• _PROBLEM TO SOLVE_
Which lines in the records below contain the word "track"? Copy each of them.

(Excerpts from a figure dataset)
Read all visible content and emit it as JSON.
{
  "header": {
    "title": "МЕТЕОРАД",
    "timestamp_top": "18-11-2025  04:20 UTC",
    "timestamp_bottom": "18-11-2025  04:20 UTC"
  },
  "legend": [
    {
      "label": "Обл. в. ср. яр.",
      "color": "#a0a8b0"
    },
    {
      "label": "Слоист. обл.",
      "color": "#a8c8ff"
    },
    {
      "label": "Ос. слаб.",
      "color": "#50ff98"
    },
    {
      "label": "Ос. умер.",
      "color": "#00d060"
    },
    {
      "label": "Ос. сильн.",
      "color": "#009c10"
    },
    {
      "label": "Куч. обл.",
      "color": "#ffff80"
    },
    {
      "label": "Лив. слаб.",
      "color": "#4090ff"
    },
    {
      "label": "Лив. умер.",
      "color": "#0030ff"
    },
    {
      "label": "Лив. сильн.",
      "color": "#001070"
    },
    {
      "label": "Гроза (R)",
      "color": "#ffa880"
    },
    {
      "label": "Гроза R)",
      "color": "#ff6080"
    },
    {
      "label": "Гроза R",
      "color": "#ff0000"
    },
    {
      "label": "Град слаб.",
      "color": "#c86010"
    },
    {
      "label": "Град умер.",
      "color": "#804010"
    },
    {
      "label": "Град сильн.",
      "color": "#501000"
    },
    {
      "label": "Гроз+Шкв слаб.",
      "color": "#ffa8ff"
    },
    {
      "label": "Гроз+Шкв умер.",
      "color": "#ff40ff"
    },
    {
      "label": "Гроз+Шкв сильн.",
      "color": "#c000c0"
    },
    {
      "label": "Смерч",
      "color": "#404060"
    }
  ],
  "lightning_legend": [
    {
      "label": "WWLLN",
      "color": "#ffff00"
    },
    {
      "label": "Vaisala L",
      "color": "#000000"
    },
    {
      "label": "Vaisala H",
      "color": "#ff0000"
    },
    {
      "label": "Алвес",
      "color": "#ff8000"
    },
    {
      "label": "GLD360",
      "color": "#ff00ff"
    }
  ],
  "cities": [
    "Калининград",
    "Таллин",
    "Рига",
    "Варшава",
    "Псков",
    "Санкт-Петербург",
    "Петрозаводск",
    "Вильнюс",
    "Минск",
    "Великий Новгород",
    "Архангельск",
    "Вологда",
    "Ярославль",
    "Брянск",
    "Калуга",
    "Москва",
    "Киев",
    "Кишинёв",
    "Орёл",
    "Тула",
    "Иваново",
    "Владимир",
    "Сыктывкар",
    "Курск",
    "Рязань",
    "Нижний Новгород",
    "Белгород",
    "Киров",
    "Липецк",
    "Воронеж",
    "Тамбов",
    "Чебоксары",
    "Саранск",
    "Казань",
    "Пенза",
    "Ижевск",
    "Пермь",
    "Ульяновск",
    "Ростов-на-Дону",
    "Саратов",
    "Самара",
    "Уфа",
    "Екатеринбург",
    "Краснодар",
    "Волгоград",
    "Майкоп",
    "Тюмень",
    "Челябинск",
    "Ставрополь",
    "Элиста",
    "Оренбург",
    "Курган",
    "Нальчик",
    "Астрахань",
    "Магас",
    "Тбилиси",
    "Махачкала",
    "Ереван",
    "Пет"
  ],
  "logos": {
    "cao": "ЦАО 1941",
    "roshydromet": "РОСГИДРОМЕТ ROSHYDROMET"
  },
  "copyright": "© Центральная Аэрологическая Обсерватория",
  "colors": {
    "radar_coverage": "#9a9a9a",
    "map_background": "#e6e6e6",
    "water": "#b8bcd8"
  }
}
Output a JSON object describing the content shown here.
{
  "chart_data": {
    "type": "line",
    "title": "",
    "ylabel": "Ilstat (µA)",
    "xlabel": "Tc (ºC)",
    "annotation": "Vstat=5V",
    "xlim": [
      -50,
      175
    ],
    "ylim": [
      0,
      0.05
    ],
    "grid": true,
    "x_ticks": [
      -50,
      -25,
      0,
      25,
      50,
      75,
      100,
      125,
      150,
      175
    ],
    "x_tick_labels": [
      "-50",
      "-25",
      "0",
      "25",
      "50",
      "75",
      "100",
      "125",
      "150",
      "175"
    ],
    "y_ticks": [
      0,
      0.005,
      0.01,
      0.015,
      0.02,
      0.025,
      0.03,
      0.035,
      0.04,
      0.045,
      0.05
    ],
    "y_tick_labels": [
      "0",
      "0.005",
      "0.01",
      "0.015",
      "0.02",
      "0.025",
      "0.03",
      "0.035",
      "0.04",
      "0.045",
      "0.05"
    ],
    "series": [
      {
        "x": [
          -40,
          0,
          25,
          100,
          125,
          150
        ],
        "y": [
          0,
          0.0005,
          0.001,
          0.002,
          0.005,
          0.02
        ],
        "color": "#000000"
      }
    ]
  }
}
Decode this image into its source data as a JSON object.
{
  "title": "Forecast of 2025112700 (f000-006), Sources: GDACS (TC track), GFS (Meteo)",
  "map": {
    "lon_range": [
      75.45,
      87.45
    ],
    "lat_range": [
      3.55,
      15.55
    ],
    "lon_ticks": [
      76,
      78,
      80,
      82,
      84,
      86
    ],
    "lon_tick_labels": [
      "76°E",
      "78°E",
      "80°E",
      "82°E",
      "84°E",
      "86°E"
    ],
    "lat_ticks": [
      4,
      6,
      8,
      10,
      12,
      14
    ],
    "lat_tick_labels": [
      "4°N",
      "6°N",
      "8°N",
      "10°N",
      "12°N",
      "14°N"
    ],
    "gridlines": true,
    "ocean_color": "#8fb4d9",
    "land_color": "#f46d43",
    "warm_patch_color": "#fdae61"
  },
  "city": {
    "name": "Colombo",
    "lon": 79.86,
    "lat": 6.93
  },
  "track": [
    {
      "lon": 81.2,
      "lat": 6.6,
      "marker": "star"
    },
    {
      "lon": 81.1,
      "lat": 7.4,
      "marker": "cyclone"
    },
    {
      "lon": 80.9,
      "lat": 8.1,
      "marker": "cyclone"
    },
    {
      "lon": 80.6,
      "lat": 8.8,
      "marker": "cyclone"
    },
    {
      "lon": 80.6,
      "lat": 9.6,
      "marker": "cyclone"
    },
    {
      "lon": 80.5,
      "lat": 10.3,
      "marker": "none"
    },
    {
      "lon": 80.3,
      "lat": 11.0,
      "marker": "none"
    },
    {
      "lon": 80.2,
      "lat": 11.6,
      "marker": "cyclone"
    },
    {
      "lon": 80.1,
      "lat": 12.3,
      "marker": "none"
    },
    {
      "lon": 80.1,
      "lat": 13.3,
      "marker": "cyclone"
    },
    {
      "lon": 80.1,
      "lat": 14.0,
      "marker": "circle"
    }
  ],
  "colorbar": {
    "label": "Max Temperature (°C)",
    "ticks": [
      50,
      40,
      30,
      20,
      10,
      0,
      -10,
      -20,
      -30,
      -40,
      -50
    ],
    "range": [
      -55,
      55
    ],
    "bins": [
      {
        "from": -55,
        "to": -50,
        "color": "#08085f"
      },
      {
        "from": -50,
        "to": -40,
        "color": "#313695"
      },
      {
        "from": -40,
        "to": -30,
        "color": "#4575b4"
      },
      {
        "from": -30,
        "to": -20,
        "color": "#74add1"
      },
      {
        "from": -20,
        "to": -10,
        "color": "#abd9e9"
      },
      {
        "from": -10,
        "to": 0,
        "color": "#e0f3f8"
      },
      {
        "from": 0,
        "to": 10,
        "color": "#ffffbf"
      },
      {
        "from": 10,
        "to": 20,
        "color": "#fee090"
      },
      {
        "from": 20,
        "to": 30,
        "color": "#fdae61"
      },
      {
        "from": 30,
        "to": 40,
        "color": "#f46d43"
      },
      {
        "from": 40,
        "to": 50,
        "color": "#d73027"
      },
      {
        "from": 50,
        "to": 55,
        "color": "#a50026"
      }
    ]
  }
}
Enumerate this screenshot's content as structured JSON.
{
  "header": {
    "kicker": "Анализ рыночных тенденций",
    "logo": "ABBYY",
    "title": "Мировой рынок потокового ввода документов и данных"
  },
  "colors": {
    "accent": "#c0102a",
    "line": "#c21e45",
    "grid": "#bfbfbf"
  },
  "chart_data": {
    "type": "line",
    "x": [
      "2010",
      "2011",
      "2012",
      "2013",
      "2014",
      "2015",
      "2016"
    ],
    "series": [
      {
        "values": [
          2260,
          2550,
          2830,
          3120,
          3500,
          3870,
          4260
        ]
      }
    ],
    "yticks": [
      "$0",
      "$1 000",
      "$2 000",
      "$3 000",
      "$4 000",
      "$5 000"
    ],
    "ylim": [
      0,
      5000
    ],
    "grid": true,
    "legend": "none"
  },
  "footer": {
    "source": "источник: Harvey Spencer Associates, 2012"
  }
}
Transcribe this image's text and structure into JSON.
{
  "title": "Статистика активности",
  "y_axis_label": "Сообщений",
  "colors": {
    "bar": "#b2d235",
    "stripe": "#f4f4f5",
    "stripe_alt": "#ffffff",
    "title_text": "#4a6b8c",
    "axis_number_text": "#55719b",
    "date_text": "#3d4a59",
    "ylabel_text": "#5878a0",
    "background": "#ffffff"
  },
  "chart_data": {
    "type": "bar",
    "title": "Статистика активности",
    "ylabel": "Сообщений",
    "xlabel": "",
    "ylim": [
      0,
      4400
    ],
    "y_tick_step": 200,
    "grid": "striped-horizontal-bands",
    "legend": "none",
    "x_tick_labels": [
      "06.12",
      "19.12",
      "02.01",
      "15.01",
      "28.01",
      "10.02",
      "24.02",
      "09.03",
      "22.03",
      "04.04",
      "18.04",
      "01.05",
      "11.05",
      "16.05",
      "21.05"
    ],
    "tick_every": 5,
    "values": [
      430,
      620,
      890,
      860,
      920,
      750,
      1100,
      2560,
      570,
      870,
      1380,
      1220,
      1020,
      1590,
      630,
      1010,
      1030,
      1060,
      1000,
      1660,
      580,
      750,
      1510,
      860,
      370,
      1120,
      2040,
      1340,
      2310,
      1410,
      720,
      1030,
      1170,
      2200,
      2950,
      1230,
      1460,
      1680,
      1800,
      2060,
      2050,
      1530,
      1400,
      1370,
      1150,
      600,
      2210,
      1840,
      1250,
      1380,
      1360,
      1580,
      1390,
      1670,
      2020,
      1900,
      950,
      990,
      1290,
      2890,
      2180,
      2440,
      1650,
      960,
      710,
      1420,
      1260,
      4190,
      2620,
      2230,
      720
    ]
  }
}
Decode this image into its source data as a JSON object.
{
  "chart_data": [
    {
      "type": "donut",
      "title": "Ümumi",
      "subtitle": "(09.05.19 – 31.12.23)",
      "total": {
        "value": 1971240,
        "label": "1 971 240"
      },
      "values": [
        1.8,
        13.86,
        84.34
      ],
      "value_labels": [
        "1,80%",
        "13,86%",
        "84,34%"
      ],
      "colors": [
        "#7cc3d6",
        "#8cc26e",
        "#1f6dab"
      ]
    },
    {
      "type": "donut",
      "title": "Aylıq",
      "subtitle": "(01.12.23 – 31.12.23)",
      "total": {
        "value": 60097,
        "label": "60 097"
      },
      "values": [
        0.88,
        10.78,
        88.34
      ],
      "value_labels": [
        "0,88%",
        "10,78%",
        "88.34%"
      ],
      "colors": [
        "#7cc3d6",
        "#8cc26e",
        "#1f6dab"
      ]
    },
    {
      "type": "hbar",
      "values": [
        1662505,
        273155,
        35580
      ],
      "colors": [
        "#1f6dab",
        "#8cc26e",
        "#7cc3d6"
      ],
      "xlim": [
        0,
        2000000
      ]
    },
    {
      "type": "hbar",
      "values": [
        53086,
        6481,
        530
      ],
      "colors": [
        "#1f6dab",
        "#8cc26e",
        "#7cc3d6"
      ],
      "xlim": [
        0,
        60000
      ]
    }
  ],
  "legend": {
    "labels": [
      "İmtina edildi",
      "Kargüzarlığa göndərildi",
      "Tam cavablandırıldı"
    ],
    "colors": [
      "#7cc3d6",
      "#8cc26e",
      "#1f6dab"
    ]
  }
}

• _CORRECT ANSWER_
  "title": "Forecast of 2025112700 (f000-006), Sources: GDACS (TC track), GFS (Meteo)",
  "track": [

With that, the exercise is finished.